Stated exercise: Quote every line as written. Omit pictures.

Task input:

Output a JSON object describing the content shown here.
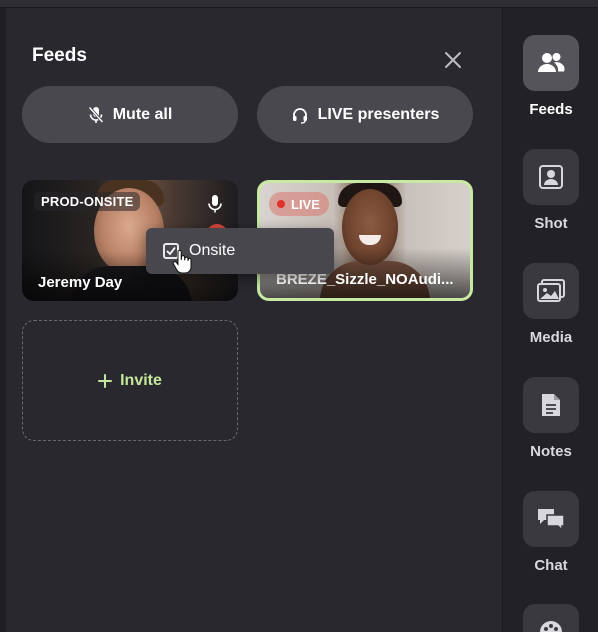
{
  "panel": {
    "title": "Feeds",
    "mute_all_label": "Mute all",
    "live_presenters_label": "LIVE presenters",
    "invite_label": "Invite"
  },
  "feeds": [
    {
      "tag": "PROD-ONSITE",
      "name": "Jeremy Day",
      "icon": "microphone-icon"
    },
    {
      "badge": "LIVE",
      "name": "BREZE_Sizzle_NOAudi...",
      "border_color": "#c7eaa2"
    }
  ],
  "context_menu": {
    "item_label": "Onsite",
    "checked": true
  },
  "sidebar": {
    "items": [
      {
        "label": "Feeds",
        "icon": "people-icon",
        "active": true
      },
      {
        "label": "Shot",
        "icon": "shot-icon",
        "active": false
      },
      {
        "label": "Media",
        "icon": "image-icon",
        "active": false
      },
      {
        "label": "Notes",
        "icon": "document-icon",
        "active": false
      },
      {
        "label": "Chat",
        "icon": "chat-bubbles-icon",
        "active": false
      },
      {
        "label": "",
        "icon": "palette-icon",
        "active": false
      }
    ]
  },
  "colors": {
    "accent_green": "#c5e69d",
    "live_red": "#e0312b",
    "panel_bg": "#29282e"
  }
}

Solution:
Output a JSON object describing the content shown here.
{
  "panel": {
    "title": "Feeds",
    "mute_all_label": "Mute all",
    "live_presenters_label": "LIVE presenters",
    "invite_label": "Invite"
  },
  "feeds": [
    {
      "tag": "PROD-ONSITE",
      "name": "Jeremy Day",
      "icon": "microphone-icon"
    },
    {
      "badge": "LIVE",
      "name": "BREZE_Sizzle_NOAudi...",
      "border_color": "#c7eaa2"
    }
  ],
  "context_menu": {
    "item_label": "Onsite",
    "checked": true
  },
  "sidebar": {
    "items": [
      {
        "label": "Feeds",
        "icon": "people-icon",
        "active": true
      },
      {
        "label": "Shot",
        "icon": "shot-icon",
        "active": false
      },
      {
        "label": "Media",
        "icon": "image-icon",
        "active": false
      },
      {
        "label": "Notes",
        "icon": "document-icon",
        "active": false
      },
      {
        "label": "Chat",
        "icon": "chat-bubbles-icon",
        "active": false
      },
      {
        "label": "",
        "icon": "palette-icon",
        "active": false
      }
    ]
  },
  "colors": {
    "accent_green": "#c5e69d",
    "live_red": "#e0312b",
    "panel_bg": "#29282e"
  }
}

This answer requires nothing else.